_Description of the task_.
Take all the material and copy it exactly.

_Input for this task_.
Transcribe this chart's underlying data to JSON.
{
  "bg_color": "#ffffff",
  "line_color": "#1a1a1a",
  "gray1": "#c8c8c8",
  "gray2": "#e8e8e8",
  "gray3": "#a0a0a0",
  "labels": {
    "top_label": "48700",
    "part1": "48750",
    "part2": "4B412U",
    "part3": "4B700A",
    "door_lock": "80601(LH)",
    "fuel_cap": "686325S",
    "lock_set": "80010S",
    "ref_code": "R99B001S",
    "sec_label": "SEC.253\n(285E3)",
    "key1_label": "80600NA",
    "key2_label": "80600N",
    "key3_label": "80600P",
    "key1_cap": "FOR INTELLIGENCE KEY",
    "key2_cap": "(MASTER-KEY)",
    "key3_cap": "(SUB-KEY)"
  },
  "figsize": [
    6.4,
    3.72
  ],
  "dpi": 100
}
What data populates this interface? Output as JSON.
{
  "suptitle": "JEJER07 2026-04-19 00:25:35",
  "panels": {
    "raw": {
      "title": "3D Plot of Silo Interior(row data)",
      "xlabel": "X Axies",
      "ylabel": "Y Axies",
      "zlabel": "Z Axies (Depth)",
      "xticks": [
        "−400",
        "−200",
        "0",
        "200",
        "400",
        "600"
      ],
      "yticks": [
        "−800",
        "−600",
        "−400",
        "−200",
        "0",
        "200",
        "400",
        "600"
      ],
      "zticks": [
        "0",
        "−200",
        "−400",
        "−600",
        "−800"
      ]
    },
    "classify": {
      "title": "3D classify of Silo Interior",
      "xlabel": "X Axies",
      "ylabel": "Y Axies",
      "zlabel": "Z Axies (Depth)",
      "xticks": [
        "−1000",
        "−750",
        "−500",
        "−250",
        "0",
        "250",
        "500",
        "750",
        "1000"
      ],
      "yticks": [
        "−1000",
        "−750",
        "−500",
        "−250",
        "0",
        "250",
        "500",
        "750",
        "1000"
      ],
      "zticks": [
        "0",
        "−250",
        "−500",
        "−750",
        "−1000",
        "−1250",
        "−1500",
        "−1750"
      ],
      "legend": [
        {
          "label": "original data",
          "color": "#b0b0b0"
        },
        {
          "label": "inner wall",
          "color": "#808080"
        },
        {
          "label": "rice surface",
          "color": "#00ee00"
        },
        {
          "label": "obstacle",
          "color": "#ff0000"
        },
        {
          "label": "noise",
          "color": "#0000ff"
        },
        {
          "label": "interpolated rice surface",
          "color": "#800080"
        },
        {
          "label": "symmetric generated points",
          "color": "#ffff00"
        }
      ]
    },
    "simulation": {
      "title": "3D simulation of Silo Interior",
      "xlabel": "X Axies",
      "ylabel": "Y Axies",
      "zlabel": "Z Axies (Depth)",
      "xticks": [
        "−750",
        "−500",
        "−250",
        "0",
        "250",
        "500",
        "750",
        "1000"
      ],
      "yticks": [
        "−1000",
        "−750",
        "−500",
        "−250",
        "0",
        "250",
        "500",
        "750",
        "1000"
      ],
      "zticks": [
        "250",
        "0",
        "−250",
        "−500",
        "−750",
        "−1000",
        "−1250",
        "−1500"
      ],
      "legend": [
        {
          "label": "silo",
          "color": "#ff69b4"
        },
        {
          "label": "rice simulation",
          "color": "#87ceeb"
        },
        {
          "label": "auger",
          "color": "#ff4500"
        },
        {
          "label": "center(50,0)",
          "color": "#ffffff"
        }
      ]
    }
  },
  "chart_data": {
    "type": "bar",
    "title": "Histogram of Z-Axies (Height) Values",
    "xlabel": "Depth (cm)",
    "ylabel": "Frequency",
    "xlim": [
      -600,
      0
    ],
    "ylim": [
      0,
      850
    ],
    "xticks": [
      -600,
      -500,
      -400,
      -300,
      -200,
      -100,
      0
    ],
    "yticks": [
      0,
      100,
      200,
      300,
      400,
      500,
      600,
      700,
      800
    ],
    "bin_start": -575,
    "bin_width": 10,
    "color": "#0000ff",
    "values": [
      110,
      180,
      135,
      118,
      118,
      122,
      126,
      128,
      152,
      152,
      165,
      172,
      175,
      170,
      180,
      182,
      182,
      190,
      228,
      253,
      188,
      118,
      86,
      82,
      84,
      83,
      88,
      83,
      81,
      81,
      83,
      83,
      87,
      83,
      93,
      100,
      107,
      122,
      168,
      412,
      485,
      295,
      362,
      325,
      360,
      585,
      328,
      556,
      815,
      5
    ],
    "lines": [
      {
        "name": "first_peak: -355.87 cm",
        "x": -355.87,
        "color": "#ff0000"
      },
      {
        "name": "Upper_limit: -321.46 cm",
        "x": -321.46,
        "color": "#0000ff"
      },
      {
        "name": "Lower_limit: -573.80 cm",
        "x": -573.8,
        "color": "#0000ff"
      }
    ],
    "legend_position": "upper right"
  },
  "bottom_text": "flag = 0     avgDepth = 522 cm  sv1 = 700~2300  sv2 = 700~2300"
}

_Finished task_.
Transcribe this chart's underlying data to JSON.
{
  "bg_color": "#ffffff",
  "line_color": "#1a1a1a",
  "gray1": "#c8c8c8",
  "gray2": "#e8e8e8",
  "gray3": "#a0a0a0",
  "labels": {
    "top_label": "48700",
    "part1": "48750",
    "part2": "4B412U",
    "part3": "4B700A",
    "door_lock": "80601(LH)",
    "fuel_cap": "686325S",
    "lock_set": "80010S",
    "ref_code": "R99B001S",
    "sec_label": "SEC.253\n(285E3)",
    "key1_label": "80600NA",
    "key2_label": "80600N",
    "key3_label": "80600P",
    "key1_cap": "FOR INTELLIGENCE KEY",
    "key2_cap": "(MASTER-KEY)",
    "key3_cap": "(SUB-KEY)"
  },
  "figsize": [
    6.4,
    3.72
  ],
  "dpi": 100
}
What data populates this interface? Output as JSON.
{
  "suptitle": "JEJER07 2026-04-19 00:25:35",
  "panels": {
    "raw": {
      "title": "3D Plot of Silo Interior(row data)",
      "xlabel": "X Axies",
      "ylabel": "Y Axies",
      "zlabel": "Z Axies (Depth)",
      "xticks": [
        "−400",
        "−200",
        "0",
        "200",
        "400",
        "600"
      ],
      "yticks": [
        "−800",
        "−600",
        "−400",
        "−200",
        "0",
        "200",
        "400",
        "600"
      ],
      "zticks": [
        "0",
        "−200",
        "−400",
        "−600",
        "−800"
      ]
    },
    "classify": {
      "title": "3D classify of Silo Interior",
      "xlabel": "X Axies",
      "ylabel": "Y Axies",
      "zlabel": "Z Axies (Depth)",
      "xticks": [
        "−1000",
        "−750",
        "−500",
        "−250",
        "0",
        "250",
        "500",
        "750",
        "1000"
      ],
      "yticks": [
        "−1000",
        "−750",
        "−500",
        "−250",
        "0",
        "250",
        "500",
        "750",
        "1000"
      ],
      "zticks": [
        "0",
        "−250",
        "−500",
        "−750",
        "−1000",
        "−1250",
        "−1500",
        "−1750"
      ],
      "legend": [
        {
          "label": "original data",
          "color": "#b0b0b0"
        },
        {
          "label": "inner wall",
          "color": "#808080"
        },
        {
          "label": "rice surface",
          "color": "#00ee00"
        },
        {
          "label": "obstacle",
          "color": "#ff0000"
        },
        {
          "label": "noise",
          "color": "#0000ff"
        },
        {
          "label": "interpolated rice surface",
          "color": "#800080"
        },
        {
          "label": "symmetric generated points",
          "color": "#ffff00"
        }
      ]
    },
    "simulation": {
      "title": "3D simulation of Silo Interior",
      "xlabel": "X Axies",
      "ylabel": "Y Axies",
      "zlabel": "Z Axies (Depth)",
      "xticks": [
        "−750",
        "−500",
        "−250",
        "0",
        "250",
        "500",
        "750",
        "1000"
      ],
      "yticks": [
        "−1000",
        "−750",
        "−500",
        "−250",
        "0",
        "250",
        "500",
        "750",
        "1000"
      ],
      "zticks": [
        "250",
        "0",
        "−250",
        "−500",
        "−750",
        "−1000",
        "−1250",
        "−1500"
      ],
      "legend": [
        {
          "label": "silo",
          "color": "#ff69b4"
        },
        {
          "label": "rice simulation",
          "color": "#87ceeb"
        },
        {
          "label": "auger",
          "color": "#ff4500"
        },
        {
          "label": "center(50,0)",
          "color": "#ffffff"
        }
      ]
    }
  },
  "chart_data": {
    "type": "bar",
    "title": "Histogram of Z-Axies (Height) Values",
    "xlabel": "Depth (cm)",
    "ylabel": "Frequency",
    "xlim": [
      -600,
      0
    ],
    "ylim": [
      0,
      850
    ],
    "xticks": [
      -600,
      -500,
      -400,
      -300,
      -200,
      -100,
      0
    ],
    "yticks": [
      0,
      100,
      200,
      300,
      400,
      500,
      600,
      700,
      800
    ],
    "bin_start": -575,
    "bin_width": 10,
    "color": "#0000ff",
    "values": [
      110,
      180,
      135,
      118,
      118,
      122,
      126,
      128,
      152,
      152,
      165,
      172,
      175,
      170,
      180,
      182,
      182,
      190,
      228,
      253,
      188,
      118,
      86,
      82,
      84,
      83,
      88,
      83,
      81,
      81,
      83,
      83,
      87,
      83,
      93,
      100,
      107,
      122,
      168,
      412,
      485,
      295,
      362,
      325,
      360,
      585,
      328,
      556,
      815,
      5
    ],
    "lines": [
      {
        "name": "first_peak: -355.87 cm",
        "x": -355.87,
        "color": "#ff0000"
      },
      {
        "name": "Upper_limit: -321.46 cm",
        "x": -321.46,
        "color": "#0000ff"
      },
      {
        "name": "Lower_limit: -573.80 cm",
        "x": -573.8,
        "color": "#0000ff"
      }
    ],
    "legend_position": "upper right"
  },
  "bottom_text": "flag = 0     avgDepth = 522 cm  sv1 = 700~2300  sv2 = 700~2300"
}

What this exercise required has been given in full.